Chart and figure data

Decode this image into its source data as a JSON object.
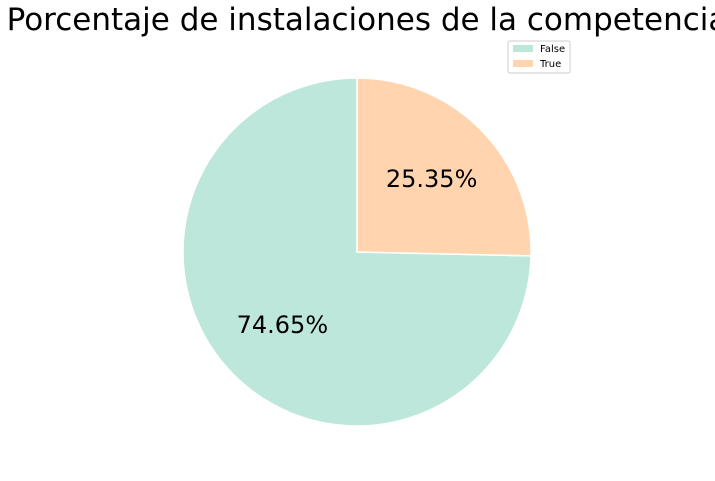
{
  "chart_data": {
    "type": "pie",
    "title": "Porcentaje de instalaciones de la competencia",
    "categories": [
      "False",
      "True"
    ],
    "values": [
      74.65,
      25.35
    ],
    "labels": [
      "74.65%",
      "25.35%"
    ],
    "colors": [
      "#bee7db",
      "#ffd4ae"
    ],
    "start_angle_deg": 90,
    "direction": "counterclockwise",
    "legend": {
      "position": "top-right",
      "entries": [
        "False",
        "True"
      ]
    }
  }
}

What to do |
Copy out all the data exactly; skip the pictures.

Solution |
Decode this image into its source data as a JSON object.
{
  "chart_data": {
    "type": "pie",
    "title": "Porcentaje de instalaciones de la competencia",
    "categories": [
      "False",
      "True"
    ],
    "values": [
      74.65,
      25.35
    ],
    "labels": [
      "74.65%",
      "25.35%"
    ],
    "colors": [
      "#bee7db",
      "#ffd4ae"
    ],
    "start_angle_deg": 90,
    "direction": "counterclockwise",
    "legend": {
      "position": "top-right",
      "entries": [
        "False",
        "True"
      ]
    }
  }
}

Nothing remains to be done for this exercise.